* EXERCISE TASK *
Repeat the entries that follow verbatim, without any of their pictures.

---+---

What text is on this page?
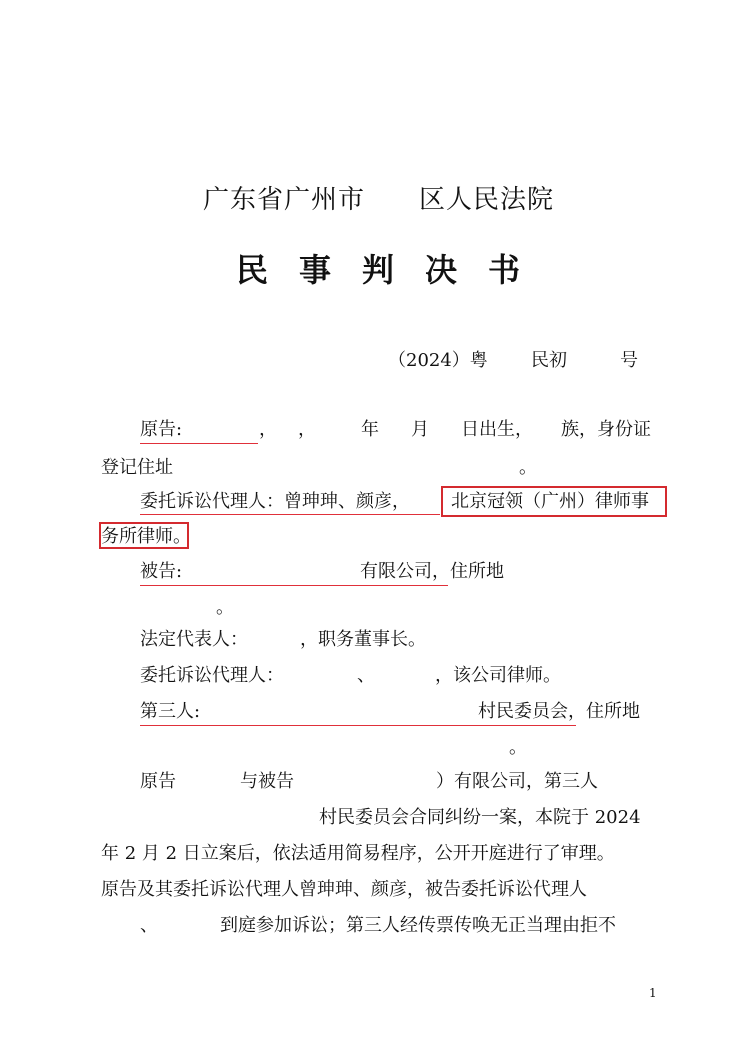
广东省广州市 区人民法院
民 事 判 决 书
（2024）粤 民初	号
原告:	， ，	年 月 日出生， 族，身份证
登记住址	。
委托诉讼代理人：曾珅珅、颜彦， 北京冠领（广州）律师事
务所律师。
被告:	有限公司，住所地
。
法定代表人：	，职务董事长。
委托诉讼代理人：	、	，该公司律师。
第三人:	村民委员会，住所地
。
原告	与被告	）有限公司，第三人
村民委员会合同纠纷一案，本院于 2024
年 2 月 2 日立案后，依法适用简易程序，公开开庭进行了审理。
原告及其委托诉讼代理人曾珅珅、颜彦，被告委托诉讼代理人
、	到庭参加诉讼；第三人经传票传唤无正当理由拒不
1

---+---

* EXERCISE SOLUTION *
What text is on this page?
广东省广州市 区人民法院
民 事 判 决 书
（2024）粤 民初	号
原告:	， ，	年 月 日出生， 族，身份证
登记住址	。
委托诉讼代理人：曾珅珅、颜彦， 北京冠领（广州）律师事
务所律师。
被告:	有限公司，住所地
。
法定代表人：	，职务董事长。
委托诉讼代理人：	、	，该公司律师。
第三人:	村民委员会，住所地
。
原告	与被告	）有限公司，第三人
村民委员会合同纠纷一案，本院于 2024
年 2 月 2 日立案后，依法适用简易程序，公开开庭进行了审理。
原告及其委托诉讼代理人曾珅珅、颜彦，被告委托诉讼代理人
、	到庭参加诉讼；第三人经传票传唤无正当理由拒不
1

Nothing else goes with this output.